_Data listing_.
+++++

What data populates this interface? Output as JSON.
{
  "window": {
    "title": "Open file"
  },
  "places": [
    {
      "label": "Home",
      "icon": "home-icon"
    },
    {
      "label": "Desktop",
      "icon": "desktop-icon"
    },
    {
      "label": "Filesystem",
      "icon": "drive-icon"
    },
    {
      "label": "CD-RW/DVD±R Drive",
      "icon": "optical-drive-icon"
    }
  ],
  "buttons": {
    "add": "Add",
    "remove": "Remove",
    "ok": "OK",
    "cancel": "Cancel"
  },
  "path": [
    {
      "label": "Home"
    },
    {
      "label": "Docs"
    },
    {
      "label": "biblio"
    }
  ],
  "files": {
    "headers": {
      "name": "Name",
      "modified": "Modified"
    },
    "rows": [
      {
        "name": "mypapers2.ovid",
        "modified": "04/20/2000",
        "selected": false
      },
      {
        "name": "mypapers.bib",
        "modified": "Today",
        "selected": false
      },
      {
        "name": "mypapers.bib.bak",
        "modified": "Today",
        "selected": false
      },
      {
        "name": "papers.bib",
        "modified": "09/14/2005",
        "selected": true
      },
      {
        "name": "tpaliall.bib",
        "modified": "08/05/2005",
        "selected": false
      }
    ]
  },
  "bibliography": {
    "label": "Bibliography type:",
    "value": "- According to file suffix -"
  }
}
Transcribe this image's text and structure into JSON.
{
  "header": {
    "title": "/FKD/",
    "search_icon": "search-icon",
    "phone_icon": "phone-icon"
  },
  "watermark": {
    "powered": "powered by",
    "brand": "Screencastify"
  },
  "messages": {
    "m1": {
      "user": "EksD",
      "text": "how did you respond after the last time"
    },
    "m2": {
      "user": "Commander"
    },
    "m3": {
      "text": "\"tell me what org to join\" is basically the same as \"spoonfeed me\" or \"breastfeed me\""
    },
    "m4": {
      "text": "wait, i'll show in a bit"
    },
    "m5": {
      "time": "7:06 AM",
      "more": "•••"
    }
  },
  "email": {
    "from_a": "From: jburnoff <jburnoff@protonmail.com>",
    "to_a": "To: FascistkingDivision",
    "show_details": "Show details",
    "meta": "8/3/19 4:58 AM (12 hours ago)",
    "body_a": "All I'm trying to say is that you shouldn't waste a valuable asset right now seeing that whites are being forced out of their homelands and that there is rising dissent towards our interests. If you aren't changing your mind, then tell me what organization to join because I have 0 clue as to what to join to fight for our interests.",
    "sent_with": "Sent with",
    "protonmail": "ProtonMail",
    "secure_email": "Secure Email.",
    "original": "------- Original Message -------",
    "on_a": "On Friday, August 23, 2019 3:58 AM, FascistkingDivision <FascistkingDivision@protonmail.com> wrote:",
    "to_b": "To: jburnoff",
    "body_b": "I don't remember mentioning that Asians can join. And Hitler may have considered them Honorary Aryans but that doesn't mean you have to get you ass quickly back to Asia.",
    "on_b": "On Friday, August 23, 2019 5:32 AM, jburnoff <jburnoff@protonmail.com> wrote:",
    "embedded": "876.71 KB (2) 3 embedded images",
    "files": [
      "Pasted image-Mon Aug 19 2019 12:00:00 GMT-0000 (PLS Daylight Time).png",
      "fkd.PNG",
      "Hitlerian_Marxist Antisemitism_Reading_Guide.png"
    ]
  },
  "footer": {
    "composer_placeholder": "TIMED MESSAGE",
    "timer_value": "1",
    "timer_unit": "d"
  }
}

+++++

_Task details_.
Print every entry exactly as it appears.

_Complete response_.
What data populates this interface? Output as JSON.
{
  "window": {
    "title": "Open file"
  },
  "places": [
    {
      "label": "Home",
      "icon": "home-icon"
    },
    {
      "label": "Desktop",
      "icon": "desktop-icon"
    },
    {
      "label": "Filesystem",
      "icon": "drive-icon"
    },
    {
      "label": "CD-RW/DVD±R Drive",
      "icon": "optical-drive-icon"
    }
  ],
  "buttons": {
    "add": "Add",
    "remove": "Remove",
    "ok": "OK",
    "cancel": "Cancel"
  },
  "path": [
    {
      "label": "Home"
    },
    {
      "label": "Docs"
    },
    {
      "label": "biblio"
    }
  ],
  "files": {
    "headers": {
      "name": "Name",
      "modified": "Modified"
    },
    "rows": [
      {
        "name": "mypapers2.ovid",
        "modified": "04/20/2000",
        "selected": false
      },
      {
        "name": "mypapers.bib",
        "modified": "Today",
        "selected": false
      },
      {
        "name": "mypapers.bib.bak",
        "modified": "Today",
        "selected": false
      },
      {
        "name": "papers.bib",
        "modified": "09/14/2005",
        "selected": true
      },
      {
        "name": "tpaliall.bib",
        "modified": "08/05/2005",
        "selected": false
      }
    ]
  },
  "bibliography": {
    "label": "Bibliography type:",
    "value": "- According to file suffix -"
  }
}
Transcribe this image's text and structure into JSON.
{
  "header": {
    "title": "/FKD/",
    "search_icon": "search-icon",
    "phone_icon": "phone-icon"
  },
  "watermark": {
    "powered": "powered by",
    "brand": "Screencastify"
  },
  "messages": {
    "m1": {
      "user": "EksD",
      "text": "how did you respond after the last time"
    },
    "m2": {
      "user": "Commander"
    },
    "m3": {
      "text": "\"tell me what org to join\" is basically the same as \"spoonfeed me\" or \"breastfeed me\""
    },
    "m4": {
      "text": "wait, i'll show in a bit"
    },
    "m5": {
      "time": "7:06 AM",
      "more": "•••"
    }
  },
  "email": {
    "from_a": "From: jburnoff <jburnoff@protonmail.com>",
    "to_a": "To: FascistkingDivision",
    "show_details": "Show details",
    "meta": "8/3/19 4:58 AM (12 hours ago)",
    "body_a": "All I'm trying to say is that you shouldn't waste a valuable asset right now seeing that whites are being forced out of their homelands and that there is rising dissent towards our interests. If you aren't changing your mind, then tell me what organization to join because I have 0 clue as to what to join to fight for our interests.",
    "sent_with": "Sent with",
    "protonmail": "ProtonMail",
    "secure_email": "Secure Email.",
    "original": "------- Original Message -------",
    "on_a": "On Friday, August 23, 2019 3:58 AM, FascistkingDivision <FascistkingDivision@protonmail.com> wrote:",
    "to_b": "To: jburnoff",
    "body_b": "I don't remember mentioning that Asians can join. And Hitler may have considered them Honorary Aryans but that doesn't mean you have to get you ass quickly back to Asia.",
    "on_b": "On Friday, August 23, 2019 5:32 AM, jburnoff <jburnoff@protonmail.com> wrote:",
    "embedded": "876.71 KB (2) 3 embedded images",
    "files": [
      "Pasted image-Mon Aug 19 2019 12:00:00 GMT-0000 (PLS Daylight Time).png",
      "fkd.PNG",
      "Hitlerian_Marxist Antisemitism_Reading_Guide.png"
    ]
  },
  "footer": {
    "composer_placeholder": "TIMED MESSAGE",
    "timer_value": "1",
    "timer_unit": "d"
  }
}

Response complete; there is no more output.